- _WHAT YOU WILL DO_
Across all the lines below, how many contain the string "Brita"? Please reply with the number only.

---*---

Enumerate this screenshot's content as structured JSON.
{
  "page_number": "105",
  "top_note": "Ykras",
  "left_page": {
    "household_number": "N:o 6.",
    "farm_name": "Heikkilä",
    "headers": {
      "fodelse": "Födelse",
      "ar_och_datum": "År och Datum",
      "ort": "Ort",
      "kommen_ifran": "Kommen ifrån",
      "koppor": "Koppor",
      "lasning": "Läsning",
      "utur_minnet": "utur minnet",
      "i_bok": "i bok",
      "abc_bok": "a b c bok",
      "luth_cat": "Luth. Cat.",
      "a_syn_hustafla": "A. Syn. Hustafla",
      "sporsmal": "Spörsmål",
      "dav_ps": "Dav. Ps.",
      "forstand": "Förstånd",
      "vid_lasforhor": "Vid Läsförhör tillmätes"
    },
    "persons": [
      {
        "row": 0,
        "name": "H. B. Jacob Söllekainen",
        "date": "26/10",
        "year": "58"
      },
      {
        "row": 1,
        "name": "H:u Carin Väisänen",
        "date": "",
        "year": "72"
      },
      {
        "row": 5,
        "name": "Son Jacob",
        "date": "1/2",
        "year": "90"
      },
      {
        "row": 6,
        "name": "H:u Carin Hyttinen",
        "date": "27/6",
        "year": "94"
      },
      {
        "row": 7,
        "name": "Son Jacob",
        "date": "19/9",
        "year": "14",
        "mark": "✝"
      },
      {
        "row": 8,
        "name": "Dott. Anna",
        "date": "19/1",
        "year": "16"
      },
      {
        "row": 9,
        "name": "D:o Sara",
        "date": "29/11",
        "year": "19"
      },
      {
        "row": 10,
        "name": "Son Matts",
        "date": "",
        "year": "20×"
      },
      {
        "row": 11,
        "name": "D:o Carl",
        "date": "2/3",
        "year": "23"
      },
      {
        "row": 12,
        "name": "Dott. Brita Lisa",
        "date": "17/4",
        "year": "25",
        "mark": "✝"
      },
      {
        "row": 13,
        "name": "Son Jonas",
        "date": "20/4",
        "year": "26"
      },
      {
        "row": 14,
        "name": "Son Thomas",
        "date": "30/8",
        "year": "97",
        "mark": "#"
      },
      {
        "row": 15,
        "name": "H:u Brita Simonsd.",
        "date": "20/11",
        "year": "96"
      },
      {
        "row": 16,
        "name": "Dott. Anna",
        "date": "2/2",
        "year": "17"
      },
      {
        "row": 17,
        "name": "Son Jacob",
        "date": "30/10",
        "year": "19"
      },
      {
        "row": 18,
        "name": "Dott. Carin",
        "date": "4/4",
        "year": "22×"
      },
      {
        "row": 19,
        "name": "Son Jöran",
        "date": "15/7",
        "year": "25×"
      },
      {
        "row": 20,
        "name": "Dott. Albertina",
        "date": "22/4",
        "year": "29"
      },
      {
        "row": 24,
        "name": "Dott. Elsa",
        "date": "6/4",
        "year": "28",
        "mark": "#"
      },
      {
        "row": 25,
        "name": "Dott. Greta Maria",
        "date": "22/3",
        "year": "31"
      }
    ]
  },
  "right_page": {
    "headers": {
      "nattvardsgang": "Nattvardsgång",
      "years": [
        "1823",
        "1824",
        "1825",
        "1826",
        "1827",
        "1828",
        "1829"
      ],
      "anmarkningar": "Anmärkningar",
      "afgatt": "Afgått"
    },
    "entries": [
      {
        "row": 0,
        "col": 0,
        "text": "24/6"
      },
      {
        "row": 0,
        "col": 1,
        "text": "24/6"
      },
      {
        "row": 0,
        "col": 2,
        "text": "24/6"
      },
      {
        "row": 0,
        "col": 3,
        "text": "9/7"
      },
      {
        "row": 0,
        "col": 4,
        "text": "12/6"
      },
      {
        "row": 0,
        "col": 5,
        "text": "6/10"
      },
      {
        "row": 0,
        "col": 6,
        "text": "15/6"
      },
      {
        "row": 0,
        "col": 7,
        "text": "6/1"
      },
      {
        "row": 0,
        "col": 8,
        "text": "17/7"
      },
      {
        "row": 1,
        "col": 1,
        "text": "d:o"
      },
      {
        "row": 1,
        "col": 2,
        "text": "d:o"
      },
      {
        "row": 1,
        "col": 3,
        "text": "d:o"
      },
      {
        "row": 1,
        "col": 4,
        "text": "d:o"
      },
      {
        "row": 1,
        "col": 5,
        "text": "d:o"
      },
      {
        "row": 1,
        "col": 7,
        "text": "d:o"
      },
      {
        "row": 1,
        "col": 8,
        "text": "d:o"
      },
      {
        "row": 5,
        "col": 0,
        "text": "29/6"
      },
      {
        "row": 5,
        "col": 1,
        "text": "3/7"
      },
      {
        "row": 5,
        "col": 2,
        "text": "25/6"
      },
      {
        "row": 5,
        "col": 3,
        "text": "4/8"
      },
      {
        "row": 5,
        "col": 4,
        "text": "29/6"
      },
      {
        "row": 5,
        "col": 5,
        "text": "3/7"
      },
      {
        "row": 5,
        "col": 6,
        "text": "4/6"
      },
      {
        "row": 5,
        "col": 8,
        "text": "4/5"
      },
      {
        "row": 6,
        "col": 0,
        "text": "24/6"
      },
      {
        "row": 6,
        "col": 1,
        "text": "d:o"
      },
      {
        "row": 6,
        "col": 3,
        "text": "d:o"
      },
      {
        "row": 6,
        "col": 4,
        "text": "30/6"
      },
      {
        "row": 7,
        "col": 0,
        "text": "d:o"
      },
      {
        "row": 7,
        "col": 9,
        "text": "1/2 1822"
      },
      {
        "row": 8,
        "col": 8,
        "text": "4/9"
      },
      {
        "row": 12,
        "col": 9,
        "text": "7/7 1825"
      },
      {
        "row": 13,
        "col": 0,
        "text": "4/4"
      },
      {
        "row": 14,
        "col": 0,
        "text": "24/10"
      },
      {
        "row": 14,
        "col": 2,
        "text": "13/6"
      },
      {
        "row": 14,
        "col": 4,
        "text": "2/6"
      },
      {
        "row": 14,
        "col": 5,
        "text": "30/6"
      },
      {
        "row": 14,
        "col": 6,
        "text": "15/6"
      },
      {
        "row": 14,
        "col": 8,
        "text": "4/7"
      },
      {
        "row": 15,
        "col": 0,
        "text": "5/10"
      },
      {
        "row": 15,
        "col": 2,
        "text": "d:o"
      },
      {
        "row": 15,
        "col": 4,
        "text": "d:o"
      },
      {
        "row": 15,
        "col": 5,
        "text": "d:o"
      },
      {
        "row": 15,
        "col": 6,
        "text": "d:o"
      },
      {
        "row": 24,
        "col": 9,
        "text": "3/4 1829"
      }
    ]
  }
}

---*---

- _THE RESULT_
2